- Exercise task
Pull out every line below holding the word "representation".

- Exercise materials
----
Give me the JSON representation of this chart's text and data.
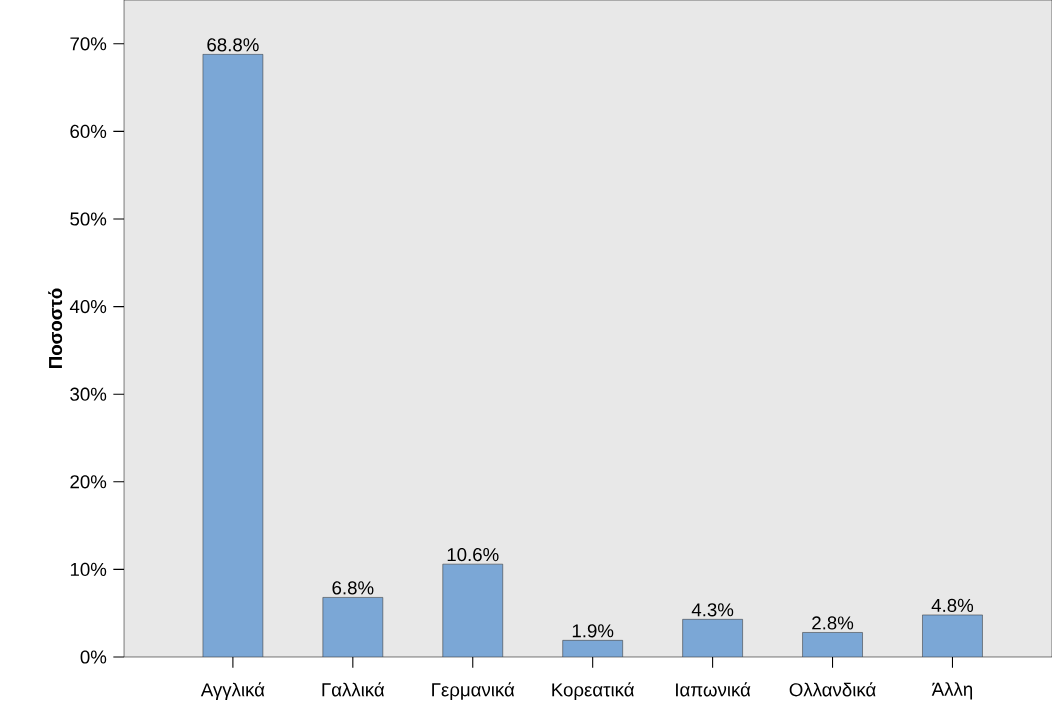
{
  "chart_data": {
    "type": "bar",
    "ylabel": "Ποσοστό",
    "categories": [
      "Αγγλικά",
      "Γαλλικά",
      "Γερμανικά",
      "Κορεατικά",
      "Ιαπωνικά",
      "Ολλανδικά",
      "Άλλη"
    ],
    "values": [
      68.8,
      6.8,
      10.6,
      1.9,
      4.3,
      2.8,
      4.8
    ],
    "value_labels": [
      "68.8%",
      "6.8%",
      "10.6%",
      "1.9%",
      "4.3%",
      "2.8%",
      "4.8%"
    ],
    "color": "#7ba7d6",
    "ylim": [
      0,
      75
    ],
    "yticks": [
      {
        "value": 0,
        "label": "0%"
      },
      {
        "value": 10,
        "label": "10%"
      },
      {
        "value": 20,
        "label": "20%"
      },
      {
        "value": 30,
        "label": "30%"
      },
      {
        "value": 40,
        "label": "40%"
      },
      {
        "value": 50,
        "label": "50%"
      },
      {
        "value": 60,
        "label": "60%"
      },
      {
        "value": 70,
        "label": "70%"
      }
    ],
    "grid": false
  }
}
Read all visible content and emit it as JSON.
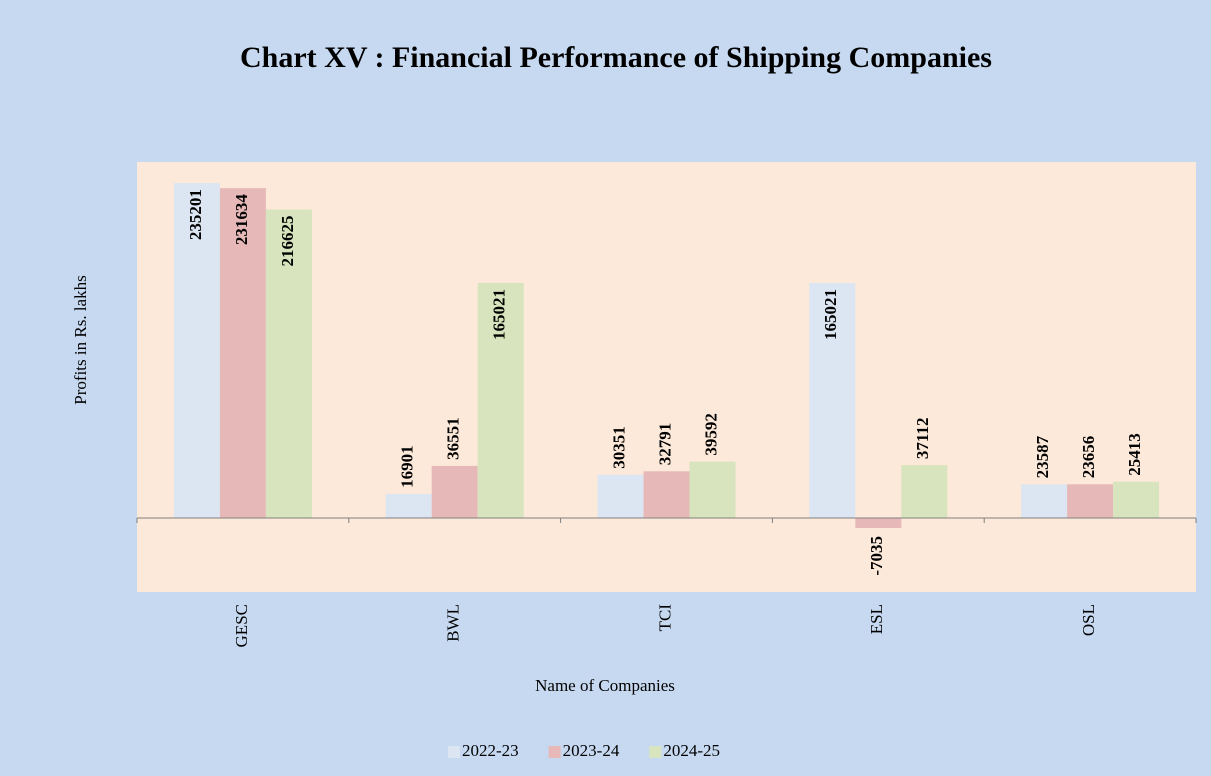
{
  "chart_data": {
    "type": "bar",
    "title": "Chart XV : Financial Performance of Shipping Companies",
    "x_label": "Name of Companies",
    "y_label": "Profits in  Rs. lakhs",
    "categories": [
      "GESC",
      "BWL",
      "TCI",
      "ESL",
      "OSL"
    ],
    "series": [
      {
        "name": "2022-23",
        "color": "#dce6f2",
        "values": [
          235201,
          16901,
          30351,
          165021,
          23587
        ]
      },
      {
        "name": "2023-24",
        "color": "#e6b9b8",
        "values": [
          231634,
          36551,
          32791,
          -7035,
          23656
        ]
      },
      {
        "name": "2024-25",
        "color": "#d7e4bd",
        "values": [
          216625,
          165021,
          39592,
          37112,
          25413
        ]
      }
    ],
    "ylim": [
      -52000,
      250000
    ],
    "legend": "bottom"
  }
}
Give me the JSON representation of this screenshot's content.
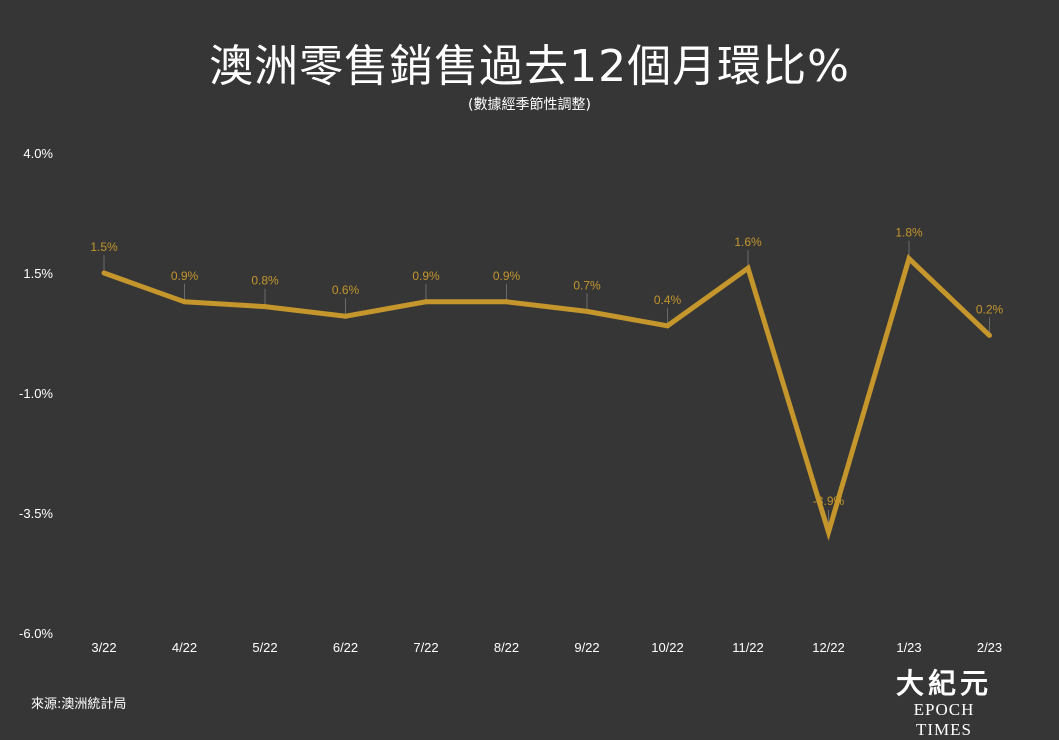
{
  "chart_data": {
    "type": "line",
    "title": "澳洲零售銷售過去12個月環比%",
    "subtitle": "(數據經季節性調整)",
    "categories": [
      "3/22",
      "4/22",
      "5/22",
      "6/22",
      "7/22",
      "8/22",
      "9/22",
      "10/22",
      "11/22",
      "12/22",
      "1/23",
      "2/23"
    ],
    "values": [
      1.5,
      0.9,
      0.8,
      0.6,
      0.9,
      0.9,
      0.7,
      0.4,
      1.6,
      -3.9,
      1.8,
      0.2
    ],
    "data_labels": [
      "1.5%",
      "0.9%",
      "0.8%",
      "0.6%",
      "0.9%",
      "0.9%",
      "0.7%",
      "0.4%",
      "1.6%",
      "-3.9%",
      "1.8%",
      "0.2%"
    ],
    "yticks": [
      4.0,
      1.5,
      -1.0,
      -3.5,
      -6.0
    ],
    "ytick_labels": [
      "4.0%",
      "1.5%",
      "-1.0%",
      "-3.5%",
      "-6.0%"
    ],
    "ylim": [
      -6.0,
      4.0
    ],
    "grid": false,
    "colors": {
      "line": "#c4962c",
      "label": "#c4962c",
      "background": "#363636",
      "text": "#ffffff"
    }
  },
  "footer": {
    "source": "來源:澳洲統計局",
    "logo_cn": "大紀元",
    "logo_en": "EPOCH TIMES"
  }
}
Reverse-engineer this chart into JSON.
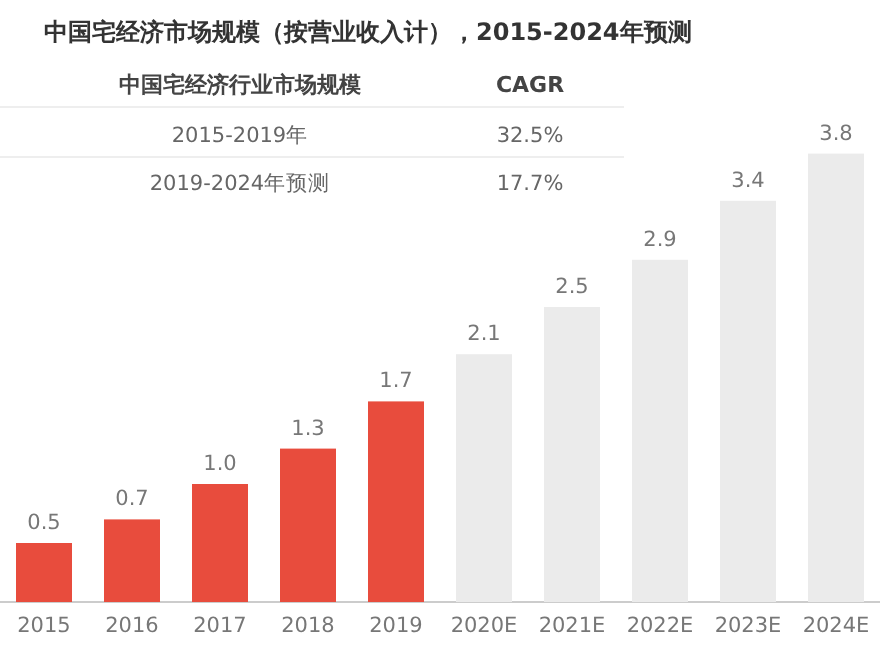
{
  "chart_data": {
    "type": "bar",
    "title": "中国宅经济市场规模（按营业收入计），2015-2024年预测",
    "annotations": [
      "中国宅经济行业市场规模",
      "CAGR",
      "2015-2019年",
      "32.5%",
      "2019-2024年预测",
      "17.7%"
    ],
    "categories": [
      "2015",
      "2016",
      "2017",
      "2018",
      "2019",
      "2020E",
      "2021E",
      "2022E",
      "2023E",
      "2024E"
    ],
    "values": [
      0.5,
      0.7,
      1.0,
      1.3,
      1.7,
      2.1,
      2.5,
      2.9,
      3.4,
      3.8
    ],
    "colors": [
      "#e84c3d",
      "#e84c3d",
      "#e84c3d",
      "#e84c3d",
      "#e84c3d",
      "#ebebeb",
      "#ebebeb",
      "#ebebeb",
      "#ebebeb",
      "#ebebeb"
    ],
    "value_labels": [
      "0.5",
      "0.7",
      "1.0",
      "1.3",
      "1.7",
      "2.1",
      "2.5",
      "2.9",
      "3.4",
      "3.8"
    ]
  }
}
----
- Solved exercise
Give me the JSON representation of this chart's text and data.
Give me the JSON representation of this screenshot's content.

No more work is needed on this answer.